EXERCISE: Reproduce all of the material word for word.

SUPPLIED DATA:
+ + + + + + +

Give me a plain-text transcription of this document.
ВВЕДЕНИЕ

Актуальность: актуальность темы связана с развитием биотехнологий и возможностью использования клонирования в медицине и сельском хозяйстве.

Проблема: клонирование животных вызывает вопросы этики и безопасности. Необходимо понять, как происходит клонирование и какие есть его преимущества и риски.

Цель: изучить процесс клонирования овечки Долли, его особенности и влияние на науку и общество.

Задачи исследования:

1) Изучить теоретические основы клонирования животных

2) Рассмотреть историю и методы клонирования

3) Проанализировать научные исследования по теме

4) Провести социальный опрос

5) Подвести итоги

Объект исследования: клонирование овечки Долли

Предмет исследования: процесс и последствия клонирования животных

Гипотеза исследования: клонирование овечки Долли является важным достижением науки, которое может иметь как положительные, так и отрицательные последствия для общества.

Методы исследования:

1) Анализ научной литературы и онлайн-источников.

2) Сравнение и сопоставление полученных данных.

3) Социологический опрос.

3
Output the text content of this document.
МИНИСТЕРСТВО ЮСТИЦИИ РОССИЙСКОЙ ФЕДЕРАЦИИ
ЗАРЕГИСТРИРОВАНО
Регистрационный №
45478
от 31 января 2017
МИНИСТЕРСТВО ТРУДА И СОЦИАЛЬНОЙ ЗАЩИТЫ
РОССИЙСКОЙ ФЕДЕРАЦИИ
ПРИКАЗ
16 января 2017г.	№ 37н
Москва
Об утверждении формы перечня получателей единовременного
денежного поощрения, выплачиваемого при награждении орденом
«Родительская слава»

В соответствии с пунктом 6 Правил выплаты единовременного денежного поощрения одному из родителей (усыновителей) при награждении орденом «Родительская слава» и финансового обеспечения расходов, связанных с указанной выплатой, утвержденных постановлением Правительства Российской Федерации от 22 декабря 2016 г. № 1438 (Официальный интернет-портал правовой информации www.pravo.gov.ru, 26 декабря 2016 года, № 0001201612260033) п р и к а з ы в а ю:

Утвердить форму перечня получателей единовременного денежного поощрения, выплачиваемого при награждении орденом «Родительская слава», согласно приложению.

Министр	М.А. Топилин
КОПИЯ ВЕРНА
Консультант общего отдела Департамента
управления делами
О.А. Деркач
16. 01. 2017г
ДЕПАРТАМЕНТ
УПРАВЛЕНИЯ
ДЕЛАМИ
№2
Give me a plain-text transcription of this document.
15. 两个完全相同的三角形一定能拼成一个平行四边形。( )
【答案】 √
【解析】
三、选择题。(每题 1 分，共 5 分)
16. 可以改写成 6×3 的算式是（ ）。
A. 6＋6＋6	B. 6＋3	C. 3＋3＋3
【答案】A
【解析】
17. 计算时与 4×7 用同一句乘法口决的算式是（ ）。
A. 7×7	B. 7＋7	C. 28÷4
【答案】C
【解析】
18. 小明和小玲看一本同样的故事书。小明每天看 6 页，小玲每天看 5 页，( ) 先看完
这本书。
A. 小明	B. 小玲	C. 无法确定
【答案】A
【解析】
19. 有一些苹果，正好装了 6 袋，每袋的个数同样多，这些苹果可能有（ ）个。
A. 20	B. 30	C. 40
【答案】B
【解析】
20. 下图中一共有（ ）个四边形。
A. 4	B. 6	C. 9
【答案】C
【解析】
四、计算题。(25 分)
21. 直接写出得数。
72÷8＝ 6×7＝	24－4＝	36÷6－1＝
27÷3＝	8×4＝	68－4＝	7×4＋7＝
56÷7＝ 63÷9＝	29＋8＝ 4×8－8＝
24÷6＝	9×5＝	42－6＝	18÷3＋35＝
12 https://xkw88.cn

+ + + + + + +

ANSWER TO THIS PROBLEM:
Give me a plain-text transcription of this document.
ВВЕДЕНИЕ

Актуальность: актуальность темы связана с развитием биотехнологий и возможностью использования клонирования в медицине и сельском хозяйстве.

Проблема: клонирование животных вызывает вопросы этики и безопасности. Необходимо понять, как происходит клонирование и какие есть его преимущества и риски.

Цель: изучить процесс клонирования овечки Долли, его особенности и влияние на науку и общество.

Задачи исследования:

1) Изучить теоретические основы клонирования животных

2) Рассмотреть историю и методы клонирования

3) Проанализировать научные исследования по теме

4) Провести социальный опрос

5) Подвести итоги

Объект исследования: клонирование овечки Долли

Предмет исследования: процесс и последствия клонирования животных

Гипотеза исследования: клонирование овечки Долли является важным достижением науки, которое может иметь как положительные, так и отрицательные последствия для общества.

Методы исследования:

1) Анализ научной литературы и онлайн-источников.

2) Сравнение и сопоставление полученных данных.

3) Социологический опрос.

3
Output the text content of this document.
МИНИСТЕРСТВО ЮСТИЦИИ РОССИЙСКОЙ ФЕДЕРАЦИИ
ЗАРЕГИСТРИРОВАНО
Регистрационный №
45478
от 31 января 2017
МИНИСТЕРСТВО ТРУДА И СОЦИАЛЬНОЙ ЗАЩИТЫ
РОССИЙСКОЙ ФЕДЕРАЦИИ
ПРИКАЗ
16 января 2017г.	№ 37н
Москва
Об утверждении формы перечня получателей единовременного
денежного поощрения, выплачиваемого при награждении орденом
«Родительская слава»

В соответствии с пунктом 6 Правил выплаты единовременного денежного поощрения одному из родителей (усыновителей) при награждении орденом «Родительская слава» и финансового обеспечения расходов, связанных с указанной выплатой, утвержденных постановлением Правительства Российской Федерации от 22 декабря 2016 г. № 1438 (Официальный интернет-портал правовой информации www.pravo.gov.ru, 26 декабря 2016 года, № 0001201612260033) п р и к а з ы в а ю:

Утвердить форму перечня получателей единовременного денежного поощрения, выплачиваемого при награждении орденом «Родительская слава», согласно приложению.

Министр	М.А. Топилин
КОПИЯ ВЕРНА
Консультант общего отдела Департамента
управления делами
О.А. Деркач
16. 01. 2017г
ДЕПАРТАМЕНТ
УПРАВЛЕНИЯ
ДЕЛАМИ
№2
Give me a plain-text transcription of this document.
15. 两个完全相同的三角形一定能拼成一个平行四边形。( )
【答案】 √
【解析】
三、选择题。(每题 1 分，共 5 分)
16. 可以改写成 6×3 的算式是（ ）。
A. 6＋6＋6	B. 6＋3	C. 3＋3＋3
【答案】A
【解析】
17. 计算时与 4×7 用同一句乘法口决的算式是（ ）。
A. 7×7	B. 7＋7	C. 28÷4
【答案】C
【解析】
18. 小明和小玲看一本同样的故事书。小明每天看 6 页，小玲每天看 5 页，( ) 先看完
这本书。
A. 小明	B. 小玲	C. 无法确定
【答案】A
【解析】
19. 有一些苹果，正好装了 6 袋，每袋的个数同样多，这些苹果可能有（ ）个。
A. 20	B. 30	C. 40
【答案】B
【解析】
20. 下图中一共有（ ）个四边形。
A. 4	B. 6	C. 9
【答案】C
【解析】
四、计算题。(25 分)
21. 直接写出得数。
72÷8＝ 6×7＝	24－4＝	36÷6－1＝
27÷3＝	8×4＝	68－4＝	7×4＋7＝
56÷7＝ 63÷9＝	29＋8＝ 4×8－8＝
24÷6＝	9×5＝	42－6＝	18÷3＋35＝
12 https://xkw88.cn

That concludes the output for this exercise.